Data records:
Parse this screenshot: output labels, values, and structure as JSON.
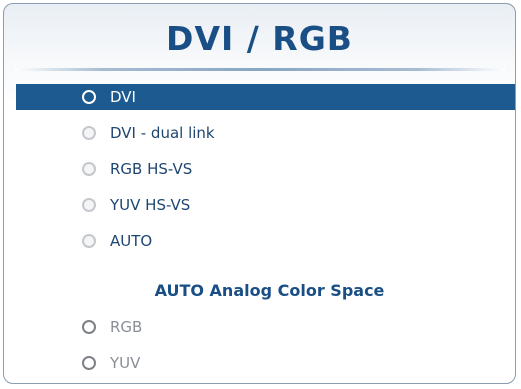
{
  "panel": {
    "title": "DVI / RGB"
  },
  "input_options": [
    {
      "label": "DVI",
      "selected": true
    },
    {
      "label": "DVI - dual link",
      "selected": false
    },
    {
      "label": "RGB HS-VS",
      "selected": false
    },
    {
      "label": "YUV HS-VS",
      "selected": false
    },
    {
      "label": "AUTO",
      "selected": false
    }
  ],
  "color_space": {
    "heading": "AUTO Analog Color Space",
    "options": [
      {
        "label": "RGB",
        "selected": false
      },
      {
        "label": "YUV",
        "selected": false
      }
    ]
  },
  "colors": {
    "accent": "#1a4f86",
    "selection": "#1c5a8f",
    "text": "#1f4670",
    "disabled_text": "#8a8f96"
  }
}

# DIRECTIVE
The records above are to be restated exactly, without their pictures.

# THE REPLY
Parse this screenshot: output labels, values, and structure as JSON.
{
  "panel": {
    "title": "DVI / RGB"
  },
  "input_options": [
    {
      "label": "DVI",
      "selected": true
    },
    {
      "label": "DVI - dual link",
      "selected": false
    },
    {
      "label": "RGB HS-VS",
      "selected": false
    },
    {
      "label": "YUV HS-VS",
      "selected": false
    },
    {
      "label": "AUTO",
      "selected": false
    }
  ],
  "color_space": {
    "heading": "AUTO Analog Color Space",
    "options": [
      {
        "label": "RGB",
        "selected": false
      },
      {
        "label": "YUV",
        "selected": false
      }
    ]
  },
  "colors": {
    "accent": "#1a4f86",
    "selection": "#1c5a8f",
    "text": "#1f4670",
    "disabled_text": "#8a8f96"
  }
}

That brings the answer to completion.